[START OF PROVIDED INFORMATION]

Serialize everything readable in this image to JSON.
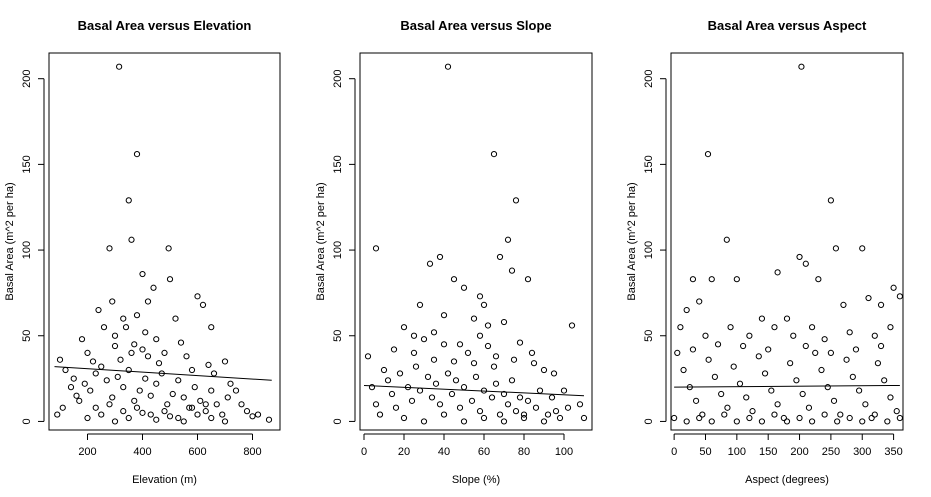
{
  "chart_data": [
    {
      "type": "scatter",
      "title": "Basal Area versus Elevation",
      "xlabel": "Elevation (m)",
      "ylabel": "Basal Area (m^2 per ha)",
      "xlim": [
        60,
        900
      ],
      "ylim": [
        -5,
        215
      ],
      "xticks": [
        200,
        400,
        600,
        800
      ],
      "yticks": [
        0,
        50,
        100,
        150,
        200
      ],
      "regression": {
        "x": [
          80,
          870
        ],
        "y": [
          32,
          24
        ]
      },
      "points": [
        [
          315,
          207
        ],
        [
          380,
          156
        ],
        [
          350,
          129
        ],
        [
          280,
          101
        ],
        [
          495,
          101
        ],
        [
          360,
          106
        ],
        [
          400,
          86
        ],
        [
          440,
          78
        ],
        [
          500,
          83
        ],
        [
          600,
          73
        ],
        [
          620,
          68
        ],
        [
          240,
          65
        ],
        [
          290,
          70
        ],
        [
          420,
          70
        ],
        [
          520,
          60
        ],
        [
          650,
          55
        ],
        [
          180,
          48
        ],
        [
          200,
          40
        ],
        [
          220,
          35
        ],
        [
          260,
          55
        ],
        [
          300,
          50
        ],
        [
          330,
          60
        ],
        [
          370,
          45
        ],
        [
          410,
          52
        ],
        [
          450,
          48
        ],
        [
          480,
          40
        ],
        [
          540,
          46
        ],
        [
          560,
          38
        ],
        [
          580,
          30
        ],
        [
          640,
          33
        ],
        [
          660,
          28
        ],
        [
          700,
          35
        ],
        [
          720,
          22
        ],
        [
          740,
          18
        ],
        [
          760,
          10
        ],
        [
          780,
          6
        ],
        [
          800,
          3
        ],
        [
          820,
          4
        ],
        [
          860,
          1
        ],
        [
          120,
          30
        ],
        [
          140,
          20
        ],
        [
          160,
          15
        ],
        [
          100,
          36
        ],
        [
          110,
          8
        ],
        [
          90,
          4
        ],
        [
          150,
          25
        ],
        [
          170,
          12
        ],
        [
          190,
          22
        ],
        [
          210,
          18
        ],
        [
          230,
          28
        ],
        [
          250,
          32
        ],
        [
          270,
          24
        ],
        [
          290,
          14
        ],
        [
          310,
          26
        ],
        [
          330,
          20
        ],
        [
          350,
          30
        ],
        [
          370,
          12
        ],
        [
          390,
          18
        ],
        [
          410,
          25
        ],
        [
          430,
          15
        ],
        [
          450,
          22
        ],
        [
          470,
          28
        ],
        [
          490,
          10
        ],
        [
          510,
          16
        ],
        [
          530,
          24
        ],
        [
          550,
          14
        ],
        [
          570,
          8
        ],
        [
          590,
          20
        ],
        [
          610,
          12
        ],
        [
          630,
          6
        ],
        [
          650,
          18
        ],
        [
          670,
          10
        ],
        [
          690,
          4
        ],
        [
          710,
          14
        ],
        [
          200,
          2
        ],
        [
          250,
          4
        ],
        [
          300,
          0
        ],
        [
          350,
          2
        ],
        [
          400,
          5
        ],
        [
          450,
          1
        ],
        [
          500,
          3
        ],
        [
          550,
          0
        ],
        [
          600,
          4
        ],
        [
          650,
          2
        ],
        [
          700,
          0
        ],
        [
          230,
          8
        ],
        [
          280,
          10
        ],
        [
          330,
          6
        ],
        [
          380,
          8
        ],
        [
          430,
          4
        ],
        [
          480,
          6
        ],
        [
          530,
          2
        ],
        [
          580,
          8
        ],
        [
          630,
          10
        ],
        [
          320,
          36
        ],
        [
          360,
          40
        ],
        [
          400,
          42
        ],
        [
          340,
          55
        ],
        [
          380,
          62
        ],
        [
          420,
          38
        ],
        [
          460,
          34
        ],
        [
          300,
          44
        ]
      ]
    },
    {
      "type": "scatter",
      "title": "Basal Area versus Slope",
      "xlabel": "Slope (%)",
      "ylabel": "Basal Area (m^2 per ha)",
      "xlim": [
        -2,
        114
      ],
      "ylim": [
        -5,
        215
      ],
      "xticks": [
        0,
        20,
        40,
        60,
        80,
        100
      ],
      "yticks": [
        0,
        50,
        100,
        150,
        200
      ],
      "regression": {
        "x": [
          0,
          110
        ],
        "y": [
          21,
          15
        ]
      },
      "points": [
        [
          42,
          207
        ],
        [
          65,
          156
        ],
        [
          76,
          129
        ],
        [
          6,
          101
        ],
        [
          72,
          106
        ],
        [
          68,
          96
        ],
        [
          74,
          88
        ],
        [
          33,
          92
        ],
        [
          38,
          96
        ],
        [
          50,
          78
        ],
        [
          58,
          73
        ],
        [
          82,
          83
        ],
        [
          45,
          83
        ],
        [
          28,
          68
        ],
        [
          60,
          68
        ],
        [
          40,
          62
        ],
        [
          55,
          60
        ],
        [
          70,
          58
        ],
        [
          20,
          55
        ],
        [
          25,
          50
        ],
        [
          30,
          48
        ],
        [
          35,
          52
        ],
        [
          48,
          45
        ],
        [
          52,
          40
        ],
        [
          62,
          44
        ],
        [
          66,
          38
        ],
        [
          78,
          46
        ],
        [
          84,
          40
        ],
        [
          90,
          30
        ],
        [
          95,
          28
        ],
        [
          100,
          18
        ],
        [
          104,
          56
        ],
        [
          108,
          10
        ],
        [
          110,
          2
        ],
        [
          2,
          38
        ],
        [
          4,
          20
        ],
        [
          6,
          10
        ],
        [
          8,
          4
        ],
        [
          10,
          30
        ],
        [
          12,
          24
        ],
        [
          14,
          16
        ],
        [
          16,
          8
        ],
        [
          18,
          28
        ],
        [
          22,
          20
        ],
        [
          24,
          12
        ],
        [
          26,
          32
        ],
        [
          28,
          18
        ],
        [
          32,
          26
        ],
        [
          34,
          14
        ],
        [
          36,
          22
        ],
        [
          38,
          10
        ],
        [
          42,
          28
        ],
        [
          44,
          16
        ],
        [
          46,
          24
        ],
        [
          48,
          8
        ],
        [
          50,
          20
        ],
        [
          54,
          12
        ],
        [
          56,
          26
        ],
        [
          58,
          6
        ],
        [
          60,
          18
        ],
        [
          64,
          14
        ],
        [
          66,
          22
        ],
        [
          68,
          4
        ],
        [
          70,
          16
        ],
        [
          72,
          10
        ],
        [
          74,
          24
        ],
        [
          76,
          6
        ],
        [
          78,
          14
        ],
        [
          80,
          2
        ],
        [
          82,
          12
        ],
        [
          86,
          8
        ],
        [
          88,
          18
        ],
        [
          92,
          4
        ],
        [
          94,
          14
        ],
        [
          96,
          6
        ],
        [
          98,
          2
        ],
        [
          102,
          8
        ],
        [
          20,
          2
        ],
        [
          30,
          0
        ],
        [
          40,
          4
        ],
        [
          50,
          0
        ],
        [
          60,
          2
        ],
        [
          70,
          0
        ],
        [
          80,
          4
        ],
        [
          90,
          0
        ],
        [
          45,
          35
        ],
        [
          55,
          34
        ],
        [
          65,
          32
        ],
        [
          35,
          36
        ],
        [
          25,
          40
        ],
        [
          15,
          42
        ],
        [
          75,
          36
        ],
        [
          85,
          34
        ],
        [
          58,
          50
        ],
        [
          62,
          56
        ],
        [
          40,
          45
        ]
      ]
    },
    {
      "type": "scatter",
      "title": "Basal Area versus Aspect",
      "xlabel": "Aspect (degrees)",
      "ylabel": "Basal Area (m^2 per ha)",
      "xlim": [
        -5,
        365
      ],
      "ylim": [
        -5,
        215
      ],
      "xticks": [
        0,
        50,
        100,
        150,
        200,
        250,
        300,
        350
      ],
      "yticks": [
        0,
        50,
        100,
        150,
        200
      ],
      "regression": {
        "x": [
          0,
          360
        ],
        "y": [
          20,
          21
        ]
      },
      "points": [
        [
          203,
          207
        ],
        [
          54,
          156
        ],
        [
          250,
          129
        ],
        [
          84,
          106
        ],
        [
          258,
          101
        ],
        [
          300,
          101
        ],
        [
          200,
          96
        ],
        [
          210,
          92
        ],
        [
          30,
          83
        ],
        [
          60,
          83
        ],
        [
          100,
          83
        ],
        [
          165,
          87
        ],
        [
          230,
          83
        ],
        [
          350,
          78
        ],
        [
          20,
          65
        ],
        [
          40,
          70
        ],
        [
          140,
          60
        ],
        [
          180,
          60
        ],
        [
          270,
          68
        ],
        [
          310,
          72
        ],
        [
          330,
          68
        ],
        [
          360,
          73
        ],
        [
          10,
          55
        ],
        [
          50,
          50
        ],
        [
          90,
          55
        ],
        [
          120,
          50
        ],
        [
          160,
          55
        ],
        [
          190,
          50
        ],
        [
          220,
          55
        ],
        [
          240,
          48
        ],
        [
          280,
          52
        ],
        [
          320,
          50
        ],
        [
          345,
          55
        ],
        [
          5,
          40
        ],
        [
          15,
          30
        ],
        [
          25,
          20
        ],
        [
          35,
          12
        ],
        [
          45,
          4
        ],
        [
          55,
          36
        ],
        [
          65,
          26
        ],
        [
          75,
          16
        ],
        [
          85,
          8
        ],
        [
          95,
          32
        ],
        [
          105,
          22
        ],
        [
          115,
          14
        ],
        [
          125,
          6
        ],
        [
          135,
          38
        ],
        [
          145,
          28
        ],
        [
          155,
          18
        ],
        [
          165,
          10
        ],
        [
          175,
          2
        ],
        [
          185,
          34
        ],
        [
          195,
          24
        ],
        [
          205,
          16
        ],
        [
          215,
          8
        ],
        [
          225,
          40
        ],
        [
          235,
          30
        ],
        [
          245,
          20
        ],
        [
          255,
          12
        ],
        [
          265,
          4
        ],
        [
          275,
          36
        ],
        [
          285,
          26
        ],
        [
          295,
          18
        ],
        [
          305,
          10
        ],
        [
          315,
          2
        ],
        [
          325,
          34
        ],
        [
          335,
          24
        ],
        [
          345,
          14
        ],
        [
          355,
          6
        ],
        [
          0,
          2
        ],
        [
          20,
          0
        ],
        [
          40,
          2
        ],
        [
          60,
          0
        ],
        [
          80,
          4
        ],
        [
          100,
          0
        ],
        [
          120,
          2
        ],
        [
          140,
          0
        ],
        [
          160,
          4
        ],
        [
          180,
          0
        ],
        [
          200,
          2
        ],
        [
          220,
          0
        ],
        [
          240,
          4
        ],
        [
          260,
          0
        ],
        [
          280,
          2
        ],
        [
          300,
          0
        ],
        [
          320,
          4
        ],
        [
          340,
          0
        ],
        [
          360,
          2
        ],
        [
          70,
          45
        ],
        [
          110,
          44
        ],
        [
          150,
          42
        ],
        [
          210,
          44
        ],
        [
          250,
          40
        ],
        [
          290,
          42
        ],
        [
          330,
          44
        ],
        [
          30,
          42
        ]
      ]
    }
  ]
}
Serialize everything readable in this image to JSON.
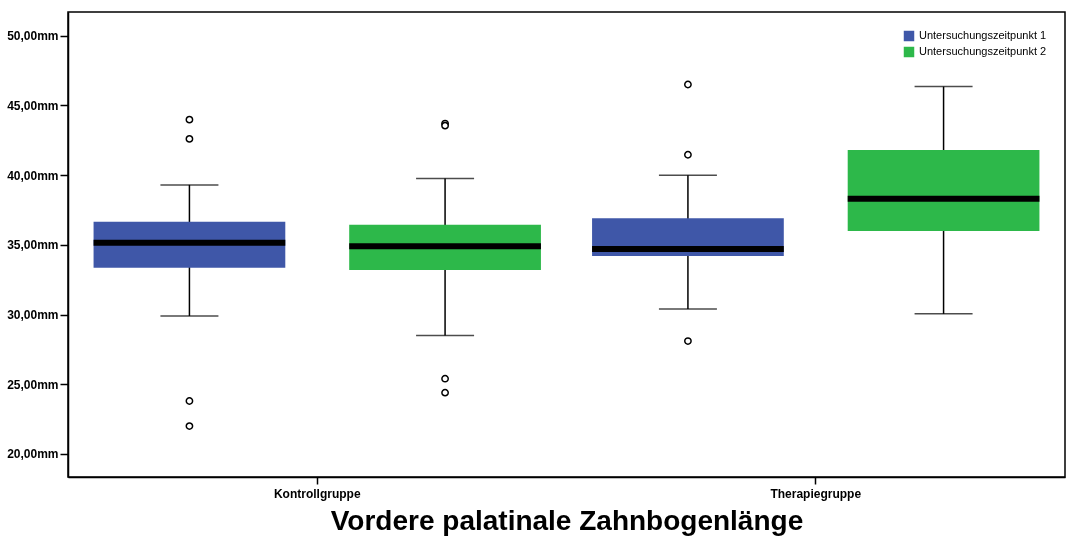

[END OF PROVIDED INFORMATION]

EXERCISE
Read the entries above, then pull out the lines that include "Elevation".

ANSWER
      "title": "Basal Area versus Elevation",
      "xlabel": "Elevation (m)",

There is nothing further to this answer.